§ BLOCO DE TEXTO
Educar é tão importante para uma ordem política baseada na justiça — como
Platão preconizava — que deveria ser tarefa de toda a sociedade. Escola ideal
seria pública e para todos Baseado na idéia
de que os cidadãos que têm o espírito cultivado fortalecem o Estado e que os
melhores entre eles serão os governantes, o filósofo defendia que toda
educação era de responsabilidade estatal — um princípio que só se difundiria
no Ocidente muitos séculos depois. Igualmente avançada, quase visionária, era
a defesa da mesma instrução para meninos e meninas e do acesso universal à
educação. Contudo, Platão
era um opositor da democracia — há até estudiosos que o consideram
um dos primeiros idealizadores do totalitarismo. O filósofo via no sistema
democrático que vigorava na Atenas de seu tempo uma estrutura que dava poder
a pessoas despreparadas para governar. Quando Sócrates, que considerava
"o mais sábio e o mais justo dos homens", foi condenado à morte sob
acusação de corromper a juventude, Platão convenceu-se, de uma vez por todas,
de que a democracia precisava ser substituída. Para ele, o poder
deveria ser exercido por uma espécie de aristocracia, mas não constituída
pelos mais ricos ou por uma nobreza hereditária. Os governantes tinham de ser
definidos pela sabedoria. Os reis deveriam ser filósofos e vice-versa.

§ LINHAS FORNECIDAS
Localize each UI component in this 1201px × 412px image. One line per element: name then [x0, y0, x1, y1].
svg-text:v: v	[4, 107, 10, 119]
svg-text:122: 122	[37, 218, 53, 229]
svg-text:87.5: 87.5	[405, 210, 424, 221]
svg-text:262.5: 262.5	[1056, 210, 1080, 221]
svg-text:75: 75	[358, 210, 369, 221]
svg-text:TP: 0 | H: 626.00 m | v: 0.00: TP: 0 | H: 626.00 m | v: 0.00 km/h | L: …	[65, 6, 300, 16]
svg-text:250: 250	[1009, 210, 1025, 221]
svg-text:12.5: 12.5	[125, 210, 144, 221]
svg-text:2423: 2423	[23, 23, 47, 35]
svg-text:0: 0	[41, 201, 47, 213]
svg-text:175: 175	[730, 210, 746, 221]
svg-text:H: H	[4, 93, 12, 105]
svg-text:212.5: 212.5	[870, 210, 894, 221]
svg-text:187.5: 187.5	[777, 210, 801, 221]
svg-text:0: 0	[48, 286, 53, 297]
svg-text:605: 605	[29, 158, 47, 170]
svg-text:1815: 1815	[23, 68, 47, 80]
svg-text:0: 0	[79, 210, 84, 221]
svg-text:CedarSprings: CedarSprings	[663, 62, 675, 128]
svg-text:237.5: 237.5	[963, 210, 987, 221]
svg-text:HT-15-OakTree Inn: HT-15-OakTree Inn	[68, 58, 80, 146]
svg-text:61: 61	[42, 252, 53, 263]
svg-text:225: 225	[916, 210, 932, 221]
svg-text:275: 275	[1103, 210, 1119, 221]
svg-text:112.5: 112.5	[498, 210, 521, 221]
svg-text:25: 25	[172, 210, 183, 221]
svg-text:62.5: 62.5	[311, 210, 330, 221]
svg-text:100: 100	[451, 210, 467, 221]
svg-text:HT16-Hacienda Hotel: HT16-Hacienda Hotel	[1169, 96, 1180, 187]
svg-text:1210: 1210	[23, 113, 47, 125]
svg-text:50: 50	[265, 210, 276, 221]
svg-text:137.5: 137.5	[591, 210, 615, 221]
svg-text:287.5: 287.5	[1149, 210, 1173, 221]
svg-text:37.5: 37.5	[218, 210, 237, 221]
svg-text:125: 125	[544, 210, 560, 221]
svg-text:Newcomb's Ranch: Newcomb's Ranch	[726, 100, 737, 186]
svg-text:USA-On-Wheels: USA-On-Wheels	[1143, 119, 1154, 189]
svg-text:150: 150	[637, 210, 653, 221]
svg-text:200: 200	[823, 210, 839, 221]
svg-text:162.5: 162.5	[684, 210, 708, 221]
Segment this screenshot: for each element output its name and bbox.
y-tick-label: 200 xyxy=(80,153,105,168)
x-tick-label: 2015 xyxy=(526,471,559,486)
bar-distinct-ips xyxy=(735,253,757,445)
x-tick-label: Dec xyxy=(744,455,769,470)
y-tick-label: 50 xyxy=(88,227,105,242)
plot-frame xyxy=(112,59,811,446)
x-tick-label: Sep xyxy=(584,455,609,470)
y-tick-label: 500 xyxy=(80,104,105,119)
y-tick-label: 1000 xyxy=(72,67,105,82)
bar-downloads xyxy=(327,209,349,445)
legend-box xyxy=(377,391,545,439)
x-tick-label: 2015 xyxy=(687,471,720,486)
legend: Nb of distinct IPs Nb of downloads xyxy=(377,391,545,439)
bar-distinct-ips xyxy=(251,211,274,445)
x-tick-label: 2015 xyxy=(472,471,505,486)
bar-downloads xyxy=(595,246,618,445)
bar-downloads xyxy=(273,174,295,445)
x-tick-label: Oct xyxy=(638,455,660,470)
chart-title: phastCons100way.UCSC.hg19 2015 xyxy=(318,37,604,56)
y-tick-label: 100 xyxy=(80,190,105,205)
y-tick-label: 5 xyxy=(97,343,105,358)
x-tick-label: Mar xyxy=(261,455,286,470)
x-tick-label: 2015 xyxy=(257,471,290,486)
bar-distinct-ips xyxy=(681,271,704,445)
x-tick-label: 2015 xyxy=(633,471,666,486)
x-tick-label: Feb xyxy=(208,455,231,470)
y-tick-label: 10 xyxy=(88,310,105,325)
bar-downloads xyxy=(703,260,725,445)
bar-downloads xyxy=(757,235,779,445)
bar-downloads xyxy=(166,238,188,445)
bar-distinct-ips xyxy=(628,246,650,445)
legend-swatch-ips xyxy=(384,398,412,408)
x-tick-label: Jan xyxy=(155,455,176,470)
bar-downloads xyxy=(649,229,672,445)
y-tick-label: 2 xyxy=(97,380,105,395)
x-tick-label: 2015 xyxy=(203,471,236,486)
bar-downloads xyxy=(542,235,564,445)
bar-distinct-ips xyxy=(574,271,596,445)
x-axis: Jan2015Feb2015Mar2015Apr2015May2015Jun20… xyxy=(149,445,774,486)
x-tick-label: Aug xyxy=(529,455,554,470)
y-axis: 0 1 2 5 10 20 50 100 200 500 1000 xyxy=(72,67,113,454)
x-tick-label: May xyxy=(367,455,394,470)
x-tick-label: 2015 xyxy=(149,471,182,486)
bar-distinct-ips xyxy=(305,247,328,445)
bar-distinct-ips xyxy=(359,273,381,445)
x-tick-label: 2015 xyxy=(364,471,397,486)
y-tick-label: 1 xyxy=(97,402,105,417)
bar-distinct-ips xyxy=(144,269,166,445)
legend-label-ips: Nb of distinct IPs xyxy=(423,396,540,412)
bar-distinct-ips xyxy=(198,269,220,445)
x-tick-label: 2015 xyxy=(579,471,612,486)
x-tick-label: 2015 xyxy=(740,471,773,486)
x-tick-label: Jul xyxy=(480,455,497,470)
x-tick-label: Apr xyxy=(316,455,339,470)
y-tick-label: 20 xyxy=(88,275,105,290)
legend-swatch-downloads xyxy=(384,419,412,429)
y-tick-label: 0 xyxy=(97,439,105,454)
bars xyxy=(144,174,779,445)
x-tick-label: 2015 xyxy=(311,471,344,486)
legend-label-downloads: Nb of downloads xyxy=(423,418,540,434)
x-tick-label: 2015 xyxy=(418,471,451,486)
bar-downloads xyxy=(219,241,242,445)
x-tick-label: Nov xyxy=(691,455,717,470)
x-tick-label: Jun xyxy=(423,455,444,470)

§ AÇÕES NECESSÁRIAS
#1 No texto sobre Platão, a quem o filósofo atribuía a responsabilidade por toda a educação?
#2 Por favor, dê continuidade ao texto sobre Platão a partir da frase "Os reis deveriam ser filósofos e vice-versa."
As linhas não têm nenhum papel aqui.

§ TAREFAS RESOLVIDAS
#1 Ao Estado.

#2
"Como pode uma sociedade ser salva, ou ser forte, se não tiver à frente
seus homens mais sábios?", escreveu Platão. Um império em decadência Platão nasceu meses depois da morte de
Péricles, o estadista mais identificado com a democracia de Atenas, e morreu
dez anos antes da conquista do mundo grego por Felipe da Macedônia. Sua vida
coincide em grande parte com a decadência do império ateniense. Platão construiu
uma obra voltada para épocas anteriores. Por meio de seus escritos em forma
de diálogos que as idéias de Sócrates puderam ser sistematizadas e
divulgadas, uma vez que ele não deixou nenhum texto escrito. Nos diálogos,
usualmente, Sócrates e um pensador sofista debatem um assunto até uma
conclusão. Uma vez que Platão não se coloca como personagem, restou a seus
intérpretes póstumos distinguir as idéias de Sócrates das do próprio Platão.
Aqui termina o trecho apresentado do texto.